### Exercise objective:
Rewrite all the data below, changing every "Loop Filter" to "Low-Pass Filter" and leaving everything else as it is.

### Data section:

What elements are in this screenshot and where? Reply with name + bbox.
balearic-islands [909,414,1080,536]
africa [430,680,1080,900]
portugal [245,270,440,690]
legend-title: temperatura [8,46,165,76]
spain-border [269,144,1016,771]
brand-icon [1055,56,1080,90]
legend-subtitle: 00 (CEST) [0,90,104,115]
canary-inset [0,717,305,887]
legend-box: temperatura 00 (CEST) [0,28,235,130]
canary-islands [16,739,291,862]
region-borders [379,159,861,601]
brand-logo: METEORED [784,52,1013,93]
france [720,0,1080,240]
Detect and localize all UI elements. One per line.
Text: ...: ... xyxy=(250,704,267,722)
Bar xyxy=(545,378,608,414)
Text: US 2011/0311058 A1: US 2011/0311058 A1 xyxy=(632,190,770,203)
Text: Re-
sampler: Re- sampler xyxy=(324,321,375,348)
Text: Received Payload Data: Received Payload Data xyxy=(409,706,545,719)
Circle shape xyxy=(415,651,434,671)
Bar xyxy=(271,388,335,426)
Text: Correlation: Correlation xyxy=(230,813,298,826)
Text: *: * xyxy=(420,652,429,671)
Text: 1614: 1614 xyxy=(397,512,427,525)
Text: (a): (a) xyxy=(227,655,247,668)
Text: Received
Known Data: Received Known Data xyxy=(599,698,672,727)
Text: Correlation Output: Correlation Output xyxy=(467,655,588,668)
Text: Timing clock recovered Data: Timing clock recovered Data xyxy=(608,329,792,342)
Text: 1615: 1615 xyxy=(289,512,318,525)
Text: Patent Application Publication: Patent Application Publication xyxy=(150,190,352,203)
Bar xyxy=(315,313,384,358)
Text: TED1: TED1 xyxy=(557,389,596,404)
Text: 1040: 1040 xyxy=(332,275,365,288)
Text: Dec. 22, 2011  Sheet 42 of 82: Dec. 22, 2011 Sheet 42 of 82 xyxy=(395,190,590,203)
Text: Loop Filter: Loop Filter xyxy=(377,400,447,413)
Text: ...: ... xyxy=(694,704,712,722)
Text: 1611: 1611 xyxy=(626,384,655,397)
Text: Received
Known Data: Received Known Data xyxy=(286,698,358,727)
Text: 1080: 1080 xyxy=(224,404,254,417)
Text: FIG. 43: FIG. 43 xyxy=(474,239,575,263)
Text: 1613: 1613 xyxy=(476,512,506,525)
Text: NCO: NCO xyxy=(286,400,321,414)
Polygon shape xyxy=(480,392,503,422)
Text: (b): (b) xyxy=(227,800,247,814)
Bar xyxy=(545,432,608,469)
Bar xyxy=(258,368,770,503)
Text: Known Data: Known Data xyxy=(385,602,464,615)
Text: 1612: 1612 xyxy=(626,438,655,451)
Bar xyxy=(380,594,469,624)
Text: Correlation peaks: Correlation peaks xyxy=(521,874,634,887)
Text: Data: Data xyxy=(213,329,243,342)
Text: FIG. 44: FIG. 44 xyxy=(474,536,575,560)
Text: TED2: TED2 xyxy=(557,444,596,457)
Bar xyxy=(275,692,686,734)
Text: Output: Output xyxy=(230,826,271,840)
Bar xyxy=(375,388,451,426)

### Task output:
What elements are in this screenshot and where? Reply with name + bbox.
balearic-islands [909,414,1080,536]
africa [430,680,1080,900]
portugal [245,270,440,690]
legend-title: temperatura [8,46,165,76]
spain-border [269,144,1016,771]
brand-icon [1055,56,1080,90]
legend-subtitle: 00 (CEST) [0,90,104,115]
canary-inset [0,717,305,887]
legend-box: temperatura 00 (CEST) [0,28,235,130]
canary-islands [16,739,291,862]
region-borders [379,159,861,601]
brand-logo: METEORED [784,52,1013,93]
france [720,0,1080,240]
Detect and localize all UI elements. One per line.
Text: ...: ... xyxy=(250,704,267,722)
Bar xyxy=(545,378,608,414)
Text: US 2011/0311058 A1: US 2011/0311058 A1 xyxy=(632,190,770,203)
Text: Re-
sampler: Re- sampler xyxy=(324,321,375,348)
Text: Received Payload Data: Received Payload Data xyxy=(409,706,545,719)
Circle shape xyxy=(415,651,434,671)
Bar xyxy=(271,388,335,426)
Text: Correlation: Correlation xyxy=(230,813,298,826)
Text: *: * xyxy=(420,652,429,671)
Text: 1614: 1614 xyxy=(397,512,427,525)
Text: (a): (a) xyxy=(227,655,247,668)
Text: Received
Known Data: Received Known Data xyxy=(599,698,672,727)
Text: Correlation Output: Correlation Output xyxy=(467,655,588,668)
Text: Timing clock recovered Data: Timing clock recovered Data xyxy=(608,329,792,342)
Text: 1615: 1615 xyxy=(289,512,318,525)
Text: Patent Application Publication: Patent Application Publication xyxy=(150,190,352,203)
Bar xyxy=(315,313,384,358)
Text: TED1: TED1 xyxy=(557,389,596,404)
Text: 1040: 1040 xyxy=(332,275,365,288)
Text: Dec. 22, 2011  Sheet 42 of 82: Dec. 22, 2011 Sheet 42 of 82 xyxy=(395,190,590,203)
Text: Low-Pass Filter: Low-Pass Filter xyxy=(377,400,447,413)
Text: ...: ... xyxy=(694,704,712,722)
Text: 1611: 1611 xyxy=(626,384,655,397)
Text: Received
Known Data: Received Known Data xyxy=(286,698,358,727)
Text: 1080: 1080 xyxy=(224,404,254,417)
Text: FIG. 43: FIG. 43 xyxy=(474,239,575,263)
Text: 1613: 1613 xyxy=(476,512,506,525)
Text: NCO: NCO xyxy=(286,400,321,414)
Polygon shape xyxy=(480,392,503,422)
Text: (b): (b) xyxy=(227,800,247,814)
Bar xyxy=(545,432,608,469)
Bar xyxy=(258,368,770,503)
Text: Known Data: Known Data xyxy=(385,602,464,615)
Text: 1612: 1612 xyxy=(626,438,655,451)
Bar xyxy=(380,594,469,624)
Text: Correlation peaks: Correlation peaks xyxy=(521,874,634,887)
Text: Data: Data xyxy=(213,329,243,342)
Text: FIG. 44: FIG. 44 xyxy=(474,536,575,560)
Text: TED2: TED2 xyxy=(557,444,596,457)
Bar xyxy=(275,692,686,734)
Text: Output: Output xyxy=(230,826,271,840)
Bar xyxy=(375,388,451,426)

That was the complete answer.